- YOUR GOAL -
Please find all lines in the data that hold the string "sure" and copy them.

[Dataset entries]
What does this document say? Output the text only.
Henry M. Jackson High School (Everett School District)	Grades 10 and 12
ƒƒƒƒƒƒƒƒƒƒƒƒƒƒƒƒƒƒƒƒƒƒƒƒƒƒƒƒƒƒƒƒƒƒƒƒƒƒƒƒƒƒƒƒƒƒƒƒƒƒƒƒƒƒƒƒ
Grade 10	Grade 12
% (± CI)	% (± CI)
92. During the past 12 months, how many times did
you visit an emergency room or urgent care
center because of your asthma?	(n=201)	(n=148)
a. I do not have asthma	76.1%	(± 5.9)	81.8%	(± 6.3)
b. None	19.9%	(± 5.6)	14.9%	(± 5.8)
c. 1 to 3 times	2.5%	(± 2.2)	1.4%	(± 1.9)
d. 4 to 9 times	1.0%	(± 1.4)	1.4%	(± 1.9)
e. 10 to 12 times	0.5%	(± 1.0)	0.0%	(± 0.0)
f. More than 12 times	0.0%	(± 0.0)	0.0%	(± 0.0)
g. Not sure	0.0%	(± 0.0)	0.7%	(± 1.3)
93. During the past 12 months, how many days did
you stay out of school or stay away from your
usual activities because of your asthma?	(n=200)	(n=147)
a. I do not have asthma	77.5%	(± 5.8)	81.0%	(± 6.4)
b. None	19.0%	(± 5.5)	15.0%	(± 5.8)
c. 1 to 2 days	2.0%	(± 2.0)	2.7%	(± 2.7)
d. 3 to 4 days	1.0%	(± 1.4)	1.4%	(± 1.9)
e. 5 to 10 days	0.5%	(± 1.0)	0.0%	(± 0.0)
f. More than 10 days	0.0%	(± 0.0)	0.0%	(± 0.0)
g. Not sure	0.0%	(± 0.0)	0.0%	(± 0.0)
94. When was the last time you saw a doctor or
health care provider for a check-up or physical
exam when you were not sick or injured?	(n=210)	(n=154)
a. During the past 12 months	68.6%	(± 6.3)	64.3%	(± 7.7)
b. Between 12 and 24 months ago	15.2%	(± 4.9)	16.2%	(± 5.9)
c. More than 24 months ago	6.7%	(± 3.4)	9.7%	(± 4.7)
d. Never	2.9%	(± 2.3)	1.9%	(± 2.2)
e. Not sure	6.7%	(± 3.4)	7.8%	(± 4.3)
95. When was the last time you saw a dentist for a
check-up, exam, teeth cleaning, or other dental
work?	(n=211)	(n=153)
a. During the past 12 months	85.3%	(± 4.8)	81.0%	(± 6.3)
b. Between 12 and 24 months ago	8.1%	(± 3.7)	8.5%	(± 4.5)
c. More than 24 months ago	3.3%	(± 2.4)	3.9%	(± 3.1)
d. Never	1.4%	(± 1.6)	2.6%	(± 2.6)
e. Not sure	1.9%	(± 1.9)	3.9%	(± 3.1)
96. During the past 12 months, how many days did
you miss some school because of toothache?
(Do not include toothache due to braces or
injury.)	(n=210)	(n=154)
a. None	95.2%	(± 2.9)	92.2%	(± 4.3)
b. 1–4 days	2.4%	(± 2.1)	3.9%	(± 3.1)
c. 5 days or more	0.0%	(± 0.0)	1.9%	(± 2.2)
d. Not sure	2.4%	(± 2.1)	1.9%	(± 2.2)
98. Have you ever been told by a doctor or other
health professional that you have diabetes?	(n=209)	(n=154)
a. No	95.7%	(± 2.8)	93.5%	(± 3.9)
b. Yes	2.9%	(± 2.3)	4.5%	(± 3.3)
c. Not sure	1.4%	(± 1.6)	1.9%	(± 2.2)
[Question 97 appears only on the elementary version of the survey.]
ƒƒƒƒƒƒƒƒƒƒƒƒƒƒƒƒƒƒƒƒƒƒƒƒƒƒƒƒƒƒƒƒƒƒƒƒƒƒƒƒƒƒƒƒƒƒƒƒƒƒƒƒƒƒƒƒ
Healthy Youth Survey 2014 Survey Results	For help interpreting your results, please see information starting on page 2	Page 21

- CORRECT RESULT -
g. Not sure	0.0%	(± 0.0)	0.7%	(± 1.3)
g. Not sure	0.0%	(± 0.0)	0.0%	(± 0.0)
e. Not sure	6.7%	(± 3.4)	7.8%	(± 4.3)
e. Not sure	1.9%	(± 1.9)	3.9%	(± 3.1)
d. Not sure	2.4%	(± 2.1)	1.9%	(± 2.2)
c. Not sure	1.4%	(± 1.6)	1.9%	(± 2.2)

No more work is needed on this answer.